• **TEXT EXTRACT**
>> begin

Baseball in Your Blood

Baseball In Your Blood

By Troy Henkels

When my phone rang I was in the small Alaskan village of Shishmaref, just south of the Arctic Circle. It was my Dad calling from Iowa, and I always savor these calls as they bring a taste of home to me when I'm far away. This call was an update on the latest minor league baseball game he'd been to in Rickardsville with his neighbor Craig Dorr. Craig was a pitcher at Wahlert in the late 1970s and was supposedly pretty good. It was humid in Iowa and baseball was happening. I could picture it all very clearly and it made me smile. 

A few weeks later when I made it back to Dubuque for a visit, Dad was pretty excited I was home.  Usually I'm okay help with weeding the garden, but that is hardly something he gets giddy about. This time, he was waiting for my Little League skill set. You see, I was catcher during my years playing baseball and Dad was anxious to get Craig to pitch to him to see how good he really was.  All he needed to make that happen, was a catcher, and now he had one. It was just going to be three Iowa boys out on a ball diamond in the humidity and the sweltering August sun, seeing if we could relive the days when we really played baseball. Our ages didn't seem to matter to any of us, Dad being 80, Craig 55, and I'm 49, though Craig was a bit worried about a stray pitch hitting my Dad, so he thought we ought to have a helmet, at least.

We all piled into the car to find a ball diamond, with what gear we could conjure up, which consisted of 8 baseballs and a glove for Craig, an umpire's mask and my Dad's old catchers mitt (that he brought back from Japan when he was in the military, which was in 1962) for me. And the only helmet we could find, my Dad's old motorcycle helmet from when he had a Harley back when he was in his twenties. Oh and my Dad's favorite wooden bat, handmade by a friend in New Vienna.

>> end

(Extracted rows)
>> begin

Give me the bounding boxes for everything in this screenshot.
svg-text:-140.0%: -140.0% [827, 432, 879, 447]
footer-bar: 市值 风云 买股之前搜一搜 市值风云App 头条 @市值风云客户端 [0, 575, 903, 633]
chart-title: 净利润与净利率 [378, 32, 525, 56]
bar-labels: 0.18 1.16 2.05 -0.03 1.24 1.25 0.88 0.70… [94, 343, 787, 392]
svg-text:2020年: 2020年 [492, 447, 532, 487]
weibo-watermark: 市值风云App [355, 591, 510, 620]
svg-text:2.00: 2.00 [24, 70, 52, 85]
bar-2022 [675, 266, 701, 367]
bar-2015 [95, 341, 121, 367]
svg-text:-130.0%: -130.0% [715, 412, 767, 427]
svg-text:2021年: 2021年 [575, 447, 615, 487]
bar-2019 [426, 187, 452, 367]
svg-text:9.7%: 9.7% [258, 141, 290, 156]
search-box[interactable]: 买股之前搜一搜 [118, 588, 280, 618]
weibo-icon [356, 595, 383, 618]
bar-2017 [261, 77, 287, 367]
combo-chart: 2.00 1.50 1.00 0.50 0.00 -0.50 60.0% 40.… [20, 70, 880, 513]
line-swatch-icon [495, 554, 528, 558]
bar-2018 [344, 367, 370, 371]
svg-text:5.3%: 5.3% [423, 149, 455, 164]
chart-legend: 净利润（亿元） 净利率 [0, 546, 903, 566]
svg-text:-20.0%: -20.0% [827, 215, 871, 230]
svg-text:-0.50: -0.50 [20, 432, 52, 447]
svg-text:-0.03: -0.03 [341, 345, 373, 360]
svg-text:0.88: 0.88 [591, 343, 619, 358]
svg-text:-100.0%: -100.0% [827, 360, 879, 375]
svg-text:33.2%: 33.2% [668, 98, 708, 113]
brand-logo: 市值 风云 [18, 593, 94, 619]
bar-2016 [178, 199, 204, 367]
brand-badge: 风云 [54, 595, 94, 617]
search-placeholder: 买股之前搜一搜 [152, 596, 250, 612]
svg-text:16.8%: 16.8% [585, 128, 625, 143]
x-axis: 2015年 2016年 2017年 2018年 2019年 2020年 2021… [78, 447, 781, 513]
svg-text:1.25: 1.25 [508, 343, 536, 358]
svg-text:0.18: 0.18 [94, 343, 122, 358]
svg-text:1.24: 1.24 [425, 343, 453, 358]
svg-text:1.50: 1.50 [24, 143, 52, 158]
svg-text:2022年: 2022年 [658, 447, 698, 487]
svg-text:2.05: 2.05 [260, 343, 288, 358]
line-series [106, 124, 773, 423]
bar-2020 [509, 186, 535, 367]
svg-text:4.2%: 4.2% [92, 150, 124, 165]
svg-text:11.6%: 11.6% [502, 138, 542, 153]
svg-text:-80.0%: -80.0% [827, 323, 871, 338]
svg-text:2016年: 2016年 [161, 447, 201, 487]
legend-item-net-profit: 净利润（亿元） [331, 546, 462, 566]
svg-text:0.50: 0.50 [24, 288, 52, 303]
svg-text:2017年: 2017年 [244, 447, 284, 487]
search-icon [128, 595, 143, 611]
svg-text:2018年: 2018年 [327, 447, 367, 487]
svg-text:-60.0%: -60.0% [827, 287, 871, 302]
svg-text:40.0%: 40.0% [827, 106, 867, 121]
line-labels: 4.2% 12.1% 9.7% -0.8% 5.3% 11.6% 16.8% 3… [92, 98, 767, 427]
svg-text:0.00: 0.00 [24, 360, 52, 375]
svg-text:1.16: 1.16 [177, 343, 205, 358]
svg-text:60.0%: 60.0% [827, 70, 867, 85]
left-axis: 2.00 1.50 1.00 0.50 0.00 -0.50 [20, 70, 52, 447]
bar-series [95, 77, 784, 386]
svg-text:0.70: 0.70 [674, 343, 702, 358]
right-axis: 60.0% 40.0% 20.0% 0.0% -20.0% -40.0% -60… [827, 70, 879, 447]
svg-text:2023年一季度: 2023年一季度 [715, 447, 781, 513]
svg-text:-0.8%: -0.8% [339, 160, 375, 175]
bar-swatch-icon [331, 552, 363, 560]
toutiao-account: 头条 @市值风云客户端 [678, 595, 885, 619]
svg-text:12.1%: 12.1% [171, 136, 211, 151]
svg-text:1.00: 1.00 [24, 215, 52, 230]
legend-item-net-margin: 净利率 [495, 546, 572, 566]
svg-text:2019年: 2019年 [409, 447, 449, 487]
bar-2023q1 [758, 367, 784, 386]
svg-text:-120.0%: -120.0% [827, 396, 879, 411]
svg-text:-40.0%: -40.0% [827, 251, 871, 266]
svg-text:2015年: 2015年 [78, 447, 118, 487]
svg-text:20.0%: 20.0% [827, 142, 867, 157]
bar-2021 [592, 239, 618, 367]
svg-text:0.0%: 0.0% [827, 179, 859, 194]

>> end

• **SET PROBLEM 1**
Decide whether each statement agrees with the baseball essay, answering yes or no and quoting the words that settle it: (a) The writer was in Shishmaref when the phone rang. (b) Craig Dorr played catcher at Wahlert. (c) The wooden bat was brought back from Japan.
• **SET PROBLEM 2**
Write out the passage of the baseball essay starting at "We all piled" and ending at "in New Vienna.".
The rows are separate material, apart from the baseball essay.

• **WRITTEN REPLY 1**
(a) Yes: "When my phone rang I was in the small Alaskan village of Shishmaref"
(b) No: "Craig was a pitcher at Wahlert in the late 1970s"
(c) No: "my Dad's favorite wooden bat, handmade by a friend in New Vienna"

• **WRITTEN REPLY 2**
We all piled into the car to find a ball diamond, with what gear we could conjure up, which consisted of 8 baseballs and a glove for Craig, an umpire's mask and my Dad's old catchers mitt (that he brought back from Japan when he was in the military, which was in 1962) for me. And the only helmet we could find, my Dad's old motorcycle helmet from when he had a Harley back when he was in his twenties. Oh and my Dad's favorite wooden bat, handmade by a friend in New Vienna.